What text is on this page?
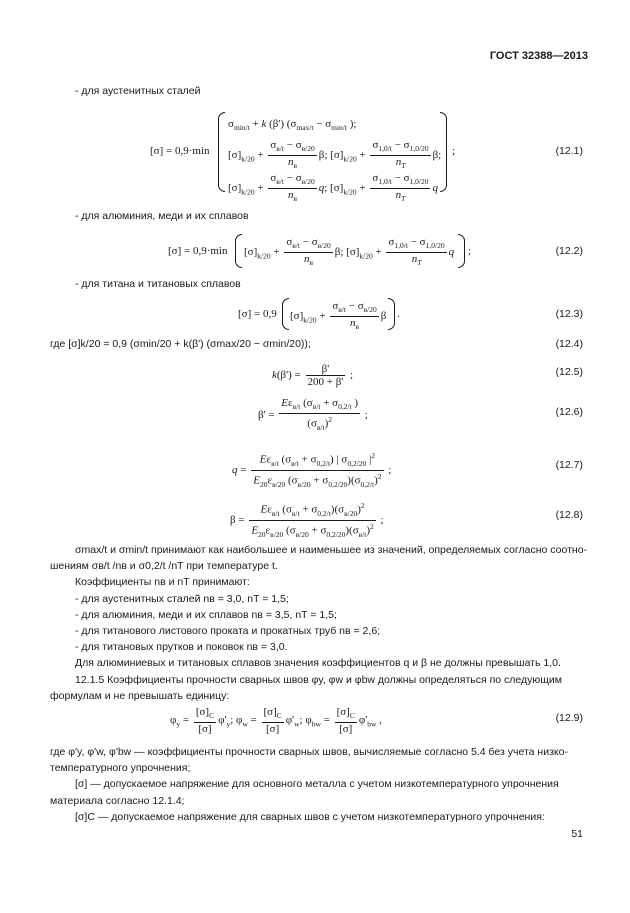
ГОСТ 32388—2013
- для аустенитных сталей
[σ] = 0,9·min
$\sigma_{min/t} + k$ (β') ($\sigma_{max/t} - \sigma_{min/t}$ );
$[\sigma]_{k/20} + \frac{\sigma_{в/t} - \sigma_{в/20}}{n_в} \beta$; $[\sigma]_{k/20} + \frac{\sigma_{1,0/t} - \sigma_{1,0/20}}{n_T} \beta$;
$[\sigma]_{k/20} + \frac{\sigma_{в/t} - \sigma_{в/20}}{n_в} q$; $[\sigma]_{k/20} + \frac{\sigma_{1,0/t} - \sigma_{1,0/20}}{n_T}$ q
;	(12.1)
- для алюминия, меди и их сплавов
[σ] = 0,9·min $[\sigma]_{k/20} + \frac{\sigma_{в/t} - \sigma_{в/20}}{n_в} \beta$; $[\sigma]_{k/20} + \frac{\sigma_{1,0/t} - \sigma_{1,0/20}}{n_T}$ q ;	(12.2)
- для титана и титановых сплавов
[σ] = 0,9 $[\sigma]_{k/20} + \frac{\sigma_{в/t} - \sigma_{в/20}}{n_в}$ β .	(12.3)
где [σ]k/20 = 0,9 (σmin/20 + k(β') (σmax/20 − σmin/20));	(12.4)
$k(\beta') = \frac{\beta'}{200 + \beta'}$ ;	(12.5)
$\beta' = \frac{E\varepsilon_{в/t} (\sigma_{в/t} + \sigma_{0,2/t} )}{(\sigma_{в/t})^2}$ ;	(12.6)
$q = \frac{E\varepsilon_{в/t} (\sigma_{в/t} + \sigma_{0,2/t}) | \sigma_{0,2/20} |^2}{E_{20}\varepsilon_{в/20} (\sigma_{в/20} + \sigma_{0,2/20})(\sigma_{0,2/t})^2}$ ;	(12.7)
$\beta = \frac{E\varepsilon_{в/t} (\sigma_{в/t} + \sigma_{0,2/t})(\sigma_{в/20})^2}{E_{20}\varepsilon_{в/20} (\sigma_{в/20} + \sigma_{0,2/20})(\sigma_{в/t})^2}$ ;	(12.8)
σmax/t и σmin/t принимают как наибольшее и наименьшее из значений, определяемых согласно соотно-
шениям σв/t /nв и σ0,2/t /nT при температуре t.
Коэффициенты nв и nT принимают:
- для аустенитных сталей nв = 3,0, nT = 1,5;
- для алюминия, меди и их сплавов nв = 3,5, nT = 1,5;
- для титанового листового проката и прокатных труб nв = 2,6;
- для титановых прутков и поковок nв = 3,0.
Для алюминиевых и титановых сплавов значения коэффициентов q и β не должны превышать 1,0.
12.1.5 Коэффициенты прочности сварных швов φy, φw и φbw должны определяться по следующим
формулам и не превышать единицу:
$\varphi_y = \frac{[\sigma]_C}{[\sigma]} \varphi'_y$; $\varphi_w = \frac{[\sigma]_C}{[\sigma]} \varphi'_w$; $\varphi_{bw} = \frac{[\sigma]_C}{[\sigma]} \varphi'_{bw}$ ,	(12.9)
где φ'y, φ'w, φ'bw — коэффициенты прочности сварных швов, вычисляемые согласно 5.4 без учета низко-
температурного упрочнения;
[σ] — допускаемое напряжение для основного металла с учетом низкотемпературного упрочнения
материала согласно 12.1.4;
[σ]C — допускаемое напряжение для сварных швов с учетом низкотемпературного упрочнения:
51
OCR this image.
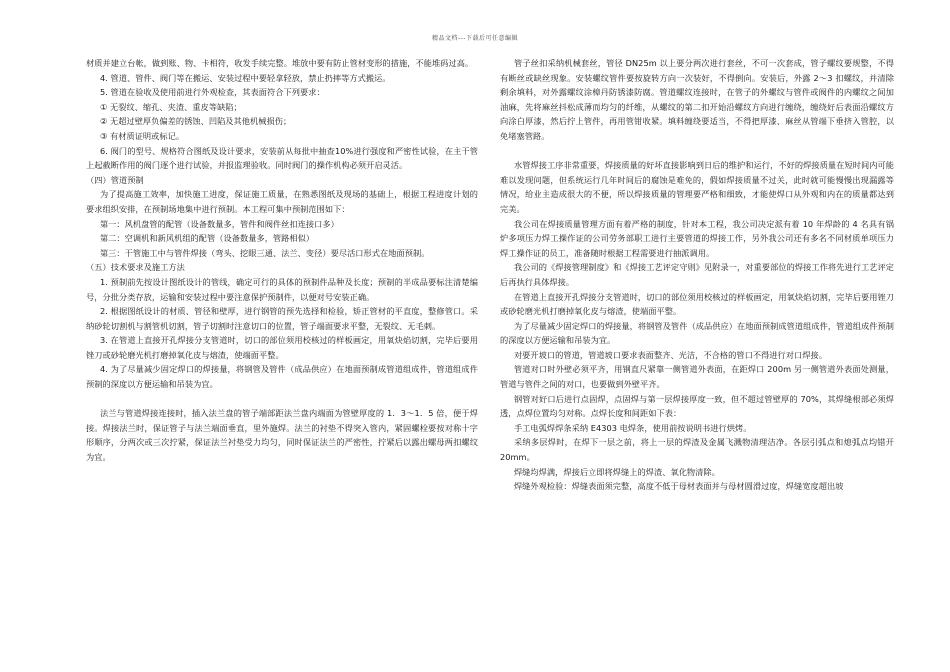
精品文档---下载后可任意编辑

材质并建立台帐，做到账、物、卡相符，收发手续完整。堆放中要有防止管材变形的措施，不能堆码过高。

4. 管道、管件、阀门等在搬运、安装过程中要轻拿轻放，禁止扔摔等方式搬运。

5. 管道在验收及使用前进行外观检查，其表面符合下列要求：

① 无裂纹、缩孔、夹渣、重皮等缺陷；

② 无超过壁厚负偏差的锈蚀、凹陷及其他机械损伤；

③ 有材质证明或标记。

6. 阀门的型号、规格符合图纸及设计要求，安装前从每批中抽查10%进行强度和严密性试验，在主干管上起截断作用的阀门逐个进行试验，并报监理验收。同时阀门的操作机构必须开启灵活。

（四）管道预制

为了提高施工效率，加快施工进度，保证施工质量，在熟悉图纸及现场的基础上，根据工程进度计划的要求组织安排，在预制场地集中进行预制。本工程可集中预制范围如下：

第一：风机盘管的配管（设备数量多，管件和阀件丝扣连接口多）

第二：空调机和新风机组的配管（设备数量多，管路相似）

第三：干管施工中与管件焊接（弯头、挖眼三通、法兰、变径）要尽活口形式在地面预制。

（五）技术要求及施工方法

1. 预制前先按设计图纸设计的管线，确定可行的具体的预制件品种及长度；预制的半成品要标注清楚编号，分批分类存放，运输和安装过程中要注意保护预制件，以便对号安装正确。

2. 根据图纸设计的材质、管径和壁厚，进行钢管的预先选择和检验，矫正管材的平直度，整修管口。采纳砂轮切割机与割管机切割，管子切割时注意切口的位置，管子端面要求平整，无裂纹、无毛刺。

3. 在管道上直接开孔焊接分支管道时，切口的部位须用校核过的样板画定，用氧炔焰切割，完毕后要用锉刀或砂轮磨光机打磨掉氧化皮与熔渣，使端面平整。

4. 为了尽量减少固定焊口的焊接量，将钢管及管件（成品供应）在地面预制成管道组成件，管道组成件预制的深度以方便运输和吊装为宜。

法兰与管道焊接连接时，插入法兰盘的管子端部距法兰盘内端面为管壁厚度的 1．3～1．5 倍，便于焊接。焊接法兰时，保证管子与法兰端面垂直，里外施焊。法兰的衬垫不得突入管内，紧固螺栓要按对称十字形顺序，分两次或三次拧紧，保证法兰衬垫受力均匀，同时保证法兰的严密性，拧紧后以露出螺母两扣螺纹为宜。

管子丝扣采纳机械套丝，管径 DN25m 以上要分两次进行套丝，不可一次套成，管子螺纹要规整，不得有断丝或缺丝现象。安装螺纹管件要按旋转方向一次装好，不得倒向。安装后，外露 2～3 扣螺纹，并清除剩余填料，对外露螺纹涂樟丹防锈漆防腐。管道螺纹连接时，在管子的外螺纹与管件或阀件的内螺纹之间加油麻，先将麻丝抖松成薄而均匀的纤维，从螺纹的第二扣开始沿螺纹方向进行缠绕，缠绕好后表面沿螺纹方向涂白厚漆，然后拧上管件，再用管钳收紧。填料缠绕要适当，不得把厚漆、麻丝从管端下垂挤入管腔，以免堵塞管路。

水管焊接工序非常重要，焊接质量的好坏直接影响到日后的维护和运行，不好的焊接质量在短时间内可能难以发现问题，但系统运行几年时间后的腐蚀是难免的，假如焊接质量不过关，此时就可能慢慢出现漏露等情况，给业主造成很大的不便，所以焊接质量的管理要严格和细致，才能使焊口从外观和内在的质量都达到完美。

我公司在焊接质量管理方面有着严格的制度，针对本工程，我公司决定派有着 10 年焊龄的 4 名具有锅炉多项压力焊工操作证的公司劳务部职工进行主要管道的焊接工作，另外我公司还有多名不同材质单项压力焊工操作证的员工，准备随时根据工程需要进行抽派调用。

我公司的《焊接管理制度》和《焊接工艺评定守则》见附录一，对重要部位的焊接工作将先进行工艺评定后再执行具体焊接。

在管道上直接开孔焊接分支管道时，切口的部位须用校核过的样板画定，用氧炔焰切割，完毕后要用锉刀或砂轮磨光机打磨掉氧化皮与熔渣，使端面平整。

为了尽量减少固定焊口的焊接量，将钢管及管件（成品供应）在地面预制成管道组成件，管道组成件预制的深度以方便运输和吊装为宜。

对要开坡口的管道，管道坡口要求表面整齐、光洁，不合格的管口不得进行对口焊接。

管道对口时外壁必须平齐，用钢直尺紧靠一侧管道外表面，在距焊口 200m 另一侧管道外表面处测量，管道与管件之间的对口，也要做到外壁平齐。

钢管对好口后进行点固焊，点固焊与第一层焊接厚度一致，但不超过管壁厚的 70%，其焊缝根部必须焊透，点焊位置均匀对称。点焊长度和间距如下表：

手工电弧焊焊条采纳 E4303 电焊条，使用前按说明书进行烘烤。

采纳多层焊时，在焊下一层之前，将上一层的焊渣及金属飞溅物清理洁净。各层引弧点和熄弧点均错开 20mm。

焊缝均焊满，焊接后立即将焊缝上的焊渣、氧化物清除。

焊缝外观检验：焊缝表面须完整，高度不低于母材表面并与母材圆滑过度，焊缝宽度超出坡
.....
■ Problem details:
Copy each line containing the word "为了尽量减少固定焊口的焊接量" from the data.

■ Written reply:
4. 为了尽量减少固定焊口的焊接量，将钢管及管件（成品供应）在地面预制成管道组成件，管道组成件预制的深度以方便运输和吊装为宜。
为了尽量减少固定焊口的焊接量，将钢管及管件（成品供应）在地面预制成管道组成件，管道组成件预制的深度以方便运输和吊装为宜。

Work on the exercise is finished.